Dataset items:

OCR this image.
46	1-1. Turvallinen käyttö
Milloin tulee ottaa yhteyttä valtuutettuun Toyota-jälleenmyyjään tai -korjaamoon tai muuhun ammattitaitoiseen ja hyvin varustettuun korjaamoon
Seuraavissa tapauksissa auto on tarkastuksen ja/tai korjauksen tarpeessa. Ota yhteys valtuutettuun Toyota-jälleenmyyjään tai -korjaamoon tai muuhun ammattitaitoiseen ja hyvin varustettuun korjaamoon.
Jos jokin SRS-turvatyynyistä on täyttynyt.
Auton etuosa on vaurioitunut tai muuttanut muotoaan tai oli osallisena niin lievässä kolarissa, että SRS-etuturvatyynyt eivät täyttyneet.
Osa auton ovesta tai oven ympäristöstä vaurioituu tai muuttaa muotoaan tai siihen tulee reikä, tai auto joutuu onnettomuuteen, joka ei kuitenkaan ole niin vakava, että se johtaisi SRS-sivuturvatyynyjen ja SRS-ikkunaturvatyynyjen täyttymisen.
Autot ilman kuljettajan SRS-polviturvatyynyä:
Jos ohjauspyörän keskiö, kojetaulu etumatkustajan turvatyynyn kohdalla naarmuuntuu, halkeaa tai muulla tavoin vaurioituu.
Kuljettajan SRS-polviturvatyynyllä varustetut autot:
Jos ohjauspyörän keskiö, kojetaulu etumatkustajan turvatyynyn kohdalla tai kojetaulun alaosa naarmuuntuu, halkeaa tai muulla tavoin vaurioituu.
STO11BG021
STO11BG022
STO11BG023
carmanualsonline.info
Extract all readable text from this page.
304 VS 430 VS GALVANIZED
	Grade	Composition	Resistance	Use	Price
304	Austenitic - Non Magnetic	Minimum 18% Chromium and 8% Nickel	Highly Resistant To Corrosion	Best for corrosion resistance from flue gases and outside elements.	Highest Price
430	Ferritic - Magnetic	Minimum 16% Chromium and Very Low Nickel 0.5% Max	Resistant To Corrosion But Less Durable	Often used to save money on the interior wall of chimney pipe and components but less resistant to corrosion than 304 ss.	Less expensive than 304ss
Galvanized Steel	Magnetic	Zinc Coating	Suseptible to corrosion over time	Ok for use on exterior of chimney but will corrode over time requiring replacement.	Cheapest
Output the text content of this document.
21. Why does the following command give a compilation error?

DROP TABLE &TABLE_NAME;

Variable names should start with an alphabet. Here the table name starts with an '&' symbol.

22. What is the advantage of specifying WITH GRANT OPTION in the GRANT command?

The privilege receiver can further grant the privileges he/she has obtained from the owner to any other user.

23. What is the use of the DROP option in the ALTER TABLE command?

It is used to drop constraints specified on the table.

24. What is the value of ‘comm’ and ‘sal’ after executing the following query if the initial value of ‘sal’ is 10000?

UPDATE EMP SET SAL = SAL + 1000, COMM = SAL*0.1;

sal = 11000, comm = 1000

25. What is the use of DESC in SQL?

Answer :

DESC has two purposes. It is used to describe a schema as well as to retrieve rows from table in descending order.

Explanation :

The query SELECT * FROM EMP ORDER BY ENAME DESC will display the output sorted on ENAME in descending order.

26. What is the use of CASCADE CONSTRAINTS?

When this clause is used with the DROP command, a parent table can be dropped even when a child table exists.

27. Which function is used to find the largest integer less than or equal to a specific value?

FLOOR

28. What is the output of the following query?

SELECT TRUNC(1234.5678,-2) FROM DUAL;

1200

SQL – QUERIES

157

§ STATED PROBLEM
Copy each entry exactly, with nothing added or dropped.

§ ANSWER TO THE TASK
OCR this image.
46	1-1. Turvallinen käyttö
Milloin tulee ottaa yhteyttä valtuutettuun Toyota-jälleenmyyjään tai -korjaamoon tai muuhun ammattitaitoiseen ja hyvin varustettuun korjaamoon
Seuraavissa tapauksissa auto on tarkastuksen ja/tai korjauksen tarpeessa. Ota yhteys valtuutettuun Toyota-jälleenmyyjään tai -korjaamoon tai muuhun ammattitaitoiseen ja hyvin varustettuun korjaamoon.
Jos jokin SRS-turvatyynyistä on täyttynyt.
Auton etuosa on vaurioitunut tai muuttanut muotoaan tai oli osallisena niin lievässä kolarissa, että SRS-etuturvatyynyt eivät täyttyneet.
Osa auton ovesta tai oven ympäristöstä vaurioituu tai muuttaa muotoaan tai siihen tulee reikä, tai auto joutuu onnettomuuteen, joka ei kuitenkaan ole niin vakava, että se johtaisi SRS-sivuturvatyynyjen ja SRS-ikkunaturvatyynyjen täyttymisen.
Autot ilman kuljettajan SRS-polviturvatyynyä:
Jos ohjauspyörän keskiö, kojetaulu etumatkustajan turvatyynyn kohdalla naarmuuntuu, halkeaa tai muulla tavoin vaurioituu.
Kuljettajan SRS-polviturvatyynyllä varustetut autot:
Jos ohjauspyörän keskiö, kojetaulu etumatkustajan turvatyynyn kohdalla tai kojetaulun alaosa naarmuuntuu, halkeaa tai muulla tavoin vaurioituu.
STO11BG021
STO11BG022
STO11BG023
carmanualsonline.info
Extract all readable text from this page.
304 VS 430 VS GALVANIZED
	Grade	Composition	Resistance	Use	Price
304	Austenitic - Non Magnetic	Minimum 18% Chromium and 8% Nickel	Highly Resistant To Corrosion	Best for corrosion resistance from flue gases and outside elements.	Highest Price
430	Ferritic - Magnetic	Minimum 16% Chromium and Very Low Nickel 0.5% Max	Resistant To Corrosion But Less Durable	Often used to save money on the interior wall of chimney pipe and components but less resistant to corrosion than 304 ss.	Less expensive than 304ss
Galvanized Steel	Magnetic	Zinc Coating	Suseptible to corrosion over time	Ok for use on exterior of chimney but will corrode over time requiring replacement.	Cheapest
Output the text content of this document.
21. Why does the following command give a compilation error?

DROP TABLE &TABLE_NAME;

Variable names should start with an alphabet. Here the table name starts with an '&' symbol.

22. What is the advantage of specifying WITH GRANT OPTION in the GRANT command?

The privilege receiver can further grant the privileges he/she has obtained from the owner to any other user.

23. What is the use of the DROP option in the ALTER TABLE command?

It is used to drop constraints specified on the table.

24. What is the value of ‘comm’ and ‘sal’ after executing the following query if the initial value of ‘sal’ is 10000?

UPDATE EMP SET SAL = SAL + 1000, COMM = SAL*0.1;

sal = 11000, comm = 1000

25. What is the use of DESC in SQL?

Answer :

DESC has two purposes. It is used to describe a schema as well as to retrieve rows from table in descending order.

Explanation :

The query SELECT * FROM EMP ORDER BY ENAME DESC will display the output sorted on ENAME in descending order.

26. What is the use of CASCADE CONSTRAINTS?

When this clause is used with the DROP command, a parent table can be dropped even when a child table exists.

27. Which function is used to find the largest integer less than or equal to a specific value?

FLOOR

28. What is the output of the following query?

SELECT TRUNC(1234.5678,-2) FROM DUAL;

1200

SQL – QUERIES

157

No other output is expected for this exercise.